Stored records
-----

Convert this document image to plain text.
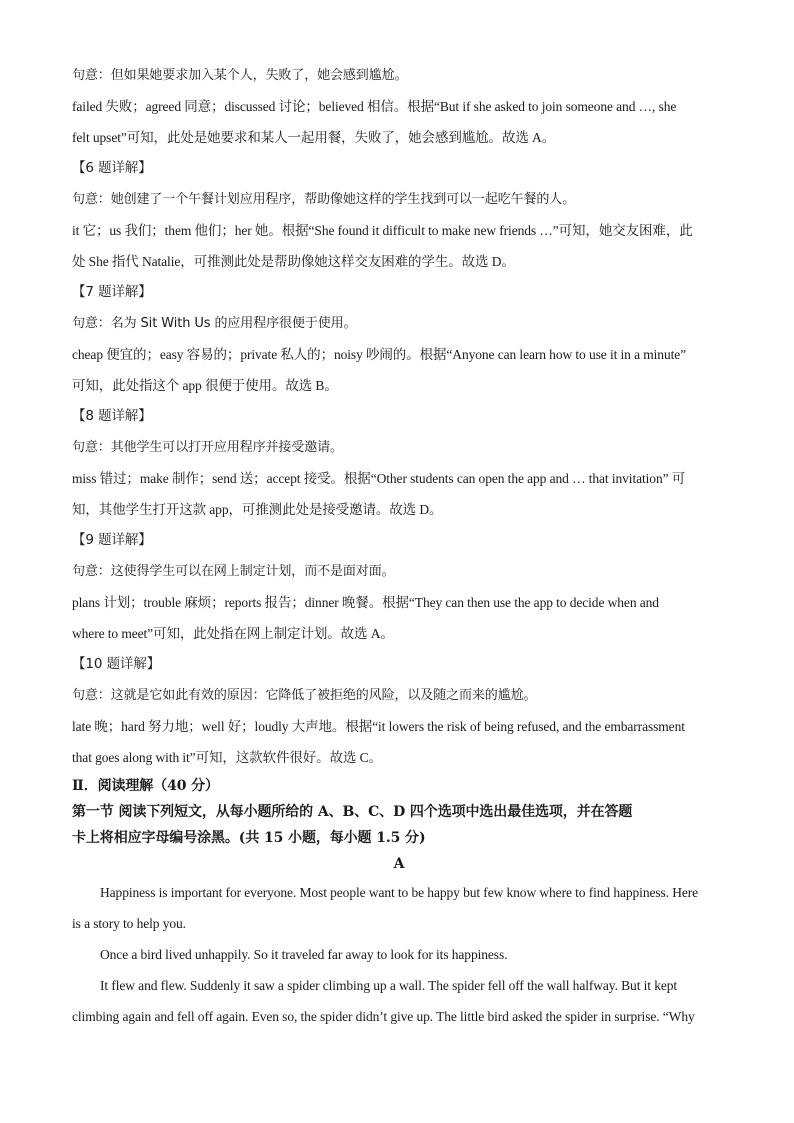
句意：但如果她要求加入某个人，失败了，她会感到尴尬。
failed 失败；agreed 同意；discussed 讨论；believed 相信。根据“But if she asked to join someone and …, she
felt upset”可知，此处是她要求和某人一起用餐，失败了，她会感到尴尬。故选 A。
【6 题详解】
句意：她创建了一个午餐计划应用程序，帮助像她这样的学生找到可以一起吃午餐的人。
it 它；us 我们；them 他们；her 她。根据“She found it difficult to make new friends …”可知，她交友困难，此
处 She 指代 Natalie，可推测此处是帮助像她这样交友困难的学生。故选 D。
【7 题详解】
句意：名为 Sit With Us 的应用程序很便于使用。
cheap 便宜的；easy 容易的；private 私人的；noisy 吵闹的。根据“Anyone can learn how to use it in a minute”
可知，此处指这个 app 很便于使用。故选 B。
【8 题详解】
句意：其他学生可以打开应用程序并接受邀请。
miss 错过；make 制作；send 送；accept 接受。根据“Other students can open the app and … that invitation” 可
知，其他学生打开这款 app，可推测此处是接受邀请。故选 D。
【9 题详解】
句意：这使得学生可以在网上制定计划，而不是面对面。
plans 计划；trouble 麻烦；reports 报告；dinner 晚餐。根据“They can then use the app to decide when and
where to meet”可知，此处指在网上制定计划。故选 A。
【10 题详解】
句意：这就是它如此有效的原因：它降低了被拒绝的风险，以及随之而来的尴尬。
late 晚；hard 努力地；well 好；loudly 大声地。根据“it lowers the risk of being refused, and the embarrassment
that goes along with it”可知，这款软件很好。故选 C。
Ⅱ．阅读理解（40 分）
第一节 阅读下列短文，从每小题所给的 A、B、C、D 四个选项中选出最佳选项，并在答题
卡上将相应字母编号涂黑。(共 15 小题，每小题 1.5 分)
A
Happiness is important for everyone. Most people want to be happy but few know where to find happiness. Here
is a story to help you.
Once a bird lived unhappily. So it traveled far away to look for its happiness.
It flew and flew. Suddenly it saw a spider climbing up a wall. The spider fell off the wall halfway. But it kept
climbing again and fell off again. Even so, the spider didn’t give up. The little bird asked the spider in surprise. “Why
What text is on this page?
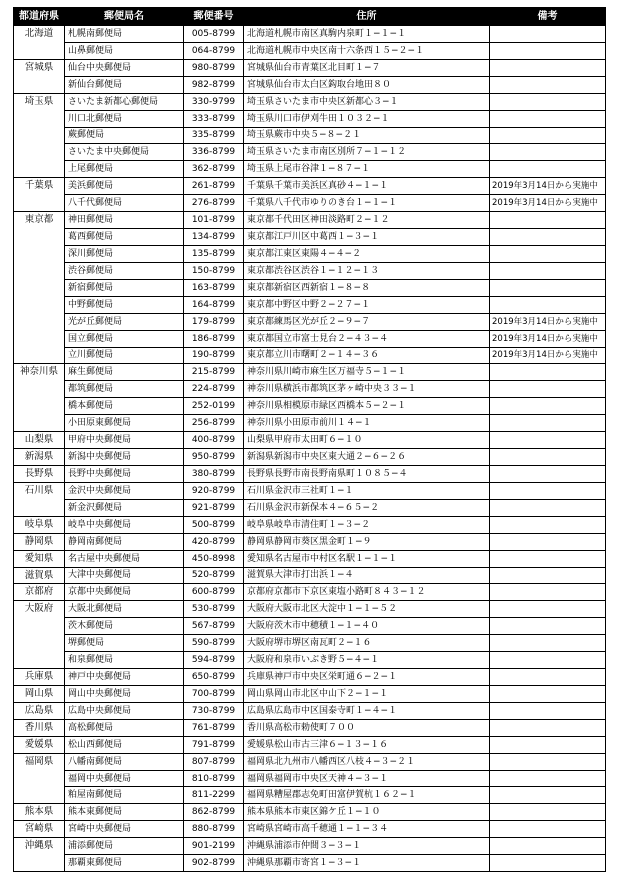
都道府県	郵便局名	郵便番号	住所	備考
北海道	札幌南郵便局	005-8799	北海道札幌市南区真駒内泉町１−１−１	
	山鼻郵便局	064-8799	北海道札幌市中央区南十六条西１５−２−１	
宮城県	仙台中央郵便局	980-8799	宮城県仙台市青葉区北目町１−７	
	新仙台郵便局	982-8799	宮城県仙台市太白区鈎取台地田８０	
埼玉県	さいたま新都心郵便局	330-9799	埼玉県さいたま市中央区新都心３−１	
	川口北郵便局	333-8799	埼玉県川口市伊刈牛田１０３２−１	
	蕨郵便局	335-8799	埼玉県蕨市中央５−８−２１	
	さいたま中央郵便局	336-8799	埼玉県さいたま市南区別所７−１−１２	
	上尾郵便局	362-8799	埼玉県上尾市谷津１−８７−１	
千葉県	美浜郵便局	261-8799	千葉県千葉市美浜区真砂４−１−１	2019年3月14日から実施中
	八千代郵便局	276-8799	千葉県八千代市ゆりのき台１−１−１	2019年3月14日から実施中
東京都	神田郵便局	101-8799	東京都千代田区神田淡路町２−１２	
	葛西郵便局	134-8799	東京都江戸川区中葛西１−３−１	
	深川郵便局	135-8799	東京都江東区東陽４−４−２	
	渋谷郵便局	150-8799	東京都渋谷区渋谷１−１２−１３	
	新宿郵便局	163-8799	東京都新宿区西新宿１−８−８	
	中野郵便局	164-8799	東京都中野区中野２−２７−１	
	光が丘郵便局	179-8799	東京都練馬区光が丘２−９−７	2019年3月14日から実施中
	国立郵便局	186-8799	東京都国立市富士見台２−４３−４	2019年3月14日から実施中
	立川郵便局	190-8799	東京都立川市曙町２−１４−３６	2019年3月14日から実施中
神奈川県	麻生郵便局	215-8799	神奈川県川崎市麻生区万福寺５−１−１	
	都筑郵便局	224-8799	神奈川県横浜市都筑区茅ヶ崎中央３３−１	
	橋本郵便局	252-0199	神奈川県相模原市緑区西橋本５−２−１	
	小田原東郵便局	256-8799	神奈川県小田原市前川１４−１	
山梨県	甲府中央郵便局	400-8799	山梨県甲府市太田町６−１０	
新潟県	新潟中央郵便局	950-8799	新潟県新潟市中央区東大通２−６−２６	
長野県	長野中央郵便局	380-8799	長野県長野市南長野南県町１０８５−４	
石川県	金沢中央郵便局	920-8799	石川県金沢市三社町１−１	
	新金沢郵便局	921-8799	石川県金沢市新保本４−６５−２	
岐阜県	岐阜中央郵便局	500-8799	岐阜県岐阜市清住町１−３−２	
静岡県	静岡南郵便局	420-8799	静岡県静岡市葵区黒金町１−９	
愛知県	名古屋中央郵便局	450-8998	愛知県名古屋市中村区名駅１−１−１	
滋賀県	大津中央郵便局	520-8799	滋賀県大津市打出浜１−４	
京都府	京都中央郵便局	600-8799	京都府京都市下京区東塩小路町８４３−１２	
大阪府	大阪北郵便局	530-8799	大阪府大阪市北区大淀中１−１−５２	
	茨木郵便局	567-8799	大阪府茨木市中穂積１−１−４０	
	堺郵便局	590-8799	大阪府堺市堺区南瓦町２−１６	
	和泉郵便局	594-8799	大阪府和泉市いぶき野５−４−１	
兵庫県	神戸中央郵便局	650-8799	兵庫県神戸市中央区栄町通６−２−１	
岡山県	岡山中央郵便局	700-8799	岡山県岡山市北区中山下２−１−１	
広島県	広島中央郵便局	730-8799	広島県広島市中区国泰寺町１−４−１	
香川県	高松郵便局	761-8799	香川県高松市勅使町７００	
愛媛県	松山西郵便局	791-8799	愛媛県松山市古三津６−１３−１６	
福岡県	八幡南郵便局	807-8799	福岡県北九州市八幡西区八枝４−３−２１	
	福岡中央郵便局	810-8799	福岡県福岡市中央区天神４−３−１	
	粕屋南郵便局	811-2299	福岡県糟屋郡志免町田富伊賀杭１６２−１	
熊本県	熊本東郵便局	862-8799	熊本県熊本市東区錦ケ丘１−１０	
宮崎県	宮崎中央郵便局	880-8799	宮崎県宮崎市高千穂通１−１−３４	
沖縄県	浦添郵便局	901-2199	沖縄県浦添市仲間３−３−１	
	那覇東郵便局	902-8799	沖縄県那覇市寄宮１−３−１	
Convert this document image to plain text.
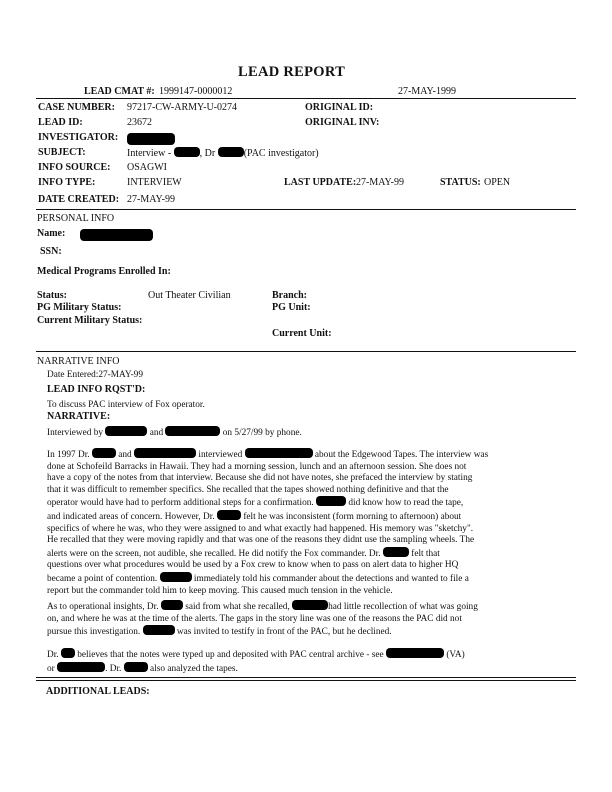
LEAD REPORT
LEAD CMAT #: 1999147-0000012	27-MAY-1999
CASE NUMBER: 97217-CW-ARMY-U-0274	ORIGINAL ID:
LEAD ID:	23672	ORIGINAL INV:
INVESTIGATOR:
SUBJECT:	Interview -	, Dr	(PAC investigator)
INFO SOURCE: OSAGWI
INFO TYPE:	INTERVIEW	LAST UPDATE: 27-MAY-99	STATUS: OPEN
DATE CREATED: 27-MAY-99
PERSONAL INFO
Name:
SSN:
Medical Programs Enrolled In:
Status:	Out Theater Civilian	Branch:
PG Military Status:	PG Unit:
Current Military Status:
Current Unit:
NARRATIVE INFO
Date Entered:27-MAY-99
LEAD INFO RQST'D:
To discuss PAC interview of Fox operator.
NARRATIVE:
Interviewed by	and	on 5/27/99 by phone.
In 1997 Dr.	and	interviewed	about the Edgewood Tapes. The interview was
done at Schofeild Barracks in Hawaii. They had a morning session, lunch and an afternoon session. She does not
have a copy of the notes from that interview. Because she did not have notes, she prefaced the interview by stating
that it was difficult to remember specifics. She recalled that the tapes showed nothing definitive and that the
operator would have had to perform additional steps for a confirmation.	did know how to read the tape,
and indicated areas of concern. However, Dr.	felt he was inconsistent (form morning to afternoon) about
specifics of where he was, who they were assigned to and what exactly had happened. His memory was "sketchy".
He recalled that they were moving rapidly and that was one of the reasons they didnt use the sampling wheels. The
alerts were on the screen, not audible, she recalled. He did notify the Fox commander. Dr.	felt that
questions over what procedures would be used by a Fox crew to know when to pass on alert data to higher HQ
became a point of contention.	immediately told his commander about the detections and wanted to file a
report but the commander told him to keep moving. This caused much tension in the vehicle.
As to operational insights, Dr.	said from what she recalled,	had little recollection of what was going
on, and where he was at the time of the alerts. The gaps in the story line was one of the reasons the PAC did not
pursue this investigation.	was invited to testify in front of the PAC, but he declined.
Dr. believes that the notes were typed up and deposited with PAC central archive - see	(VA)
or	. Dr.	also analyzed the tapes.
ADDITIONAL LEADS:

-----

* [EXERCISE DIRECTIONS]: Gather each line holding the string "commander".

* [SOLUTION TO THIS PROBLEM]:
alerts were on the screen, not audible, she recalled. He did notify the Fox commander. Dr.	felt that
became a point of contention.	immediately told his commander about the detections and wanted to file a
report but the commander told him to keep moving. This caused much tension in the vehicle.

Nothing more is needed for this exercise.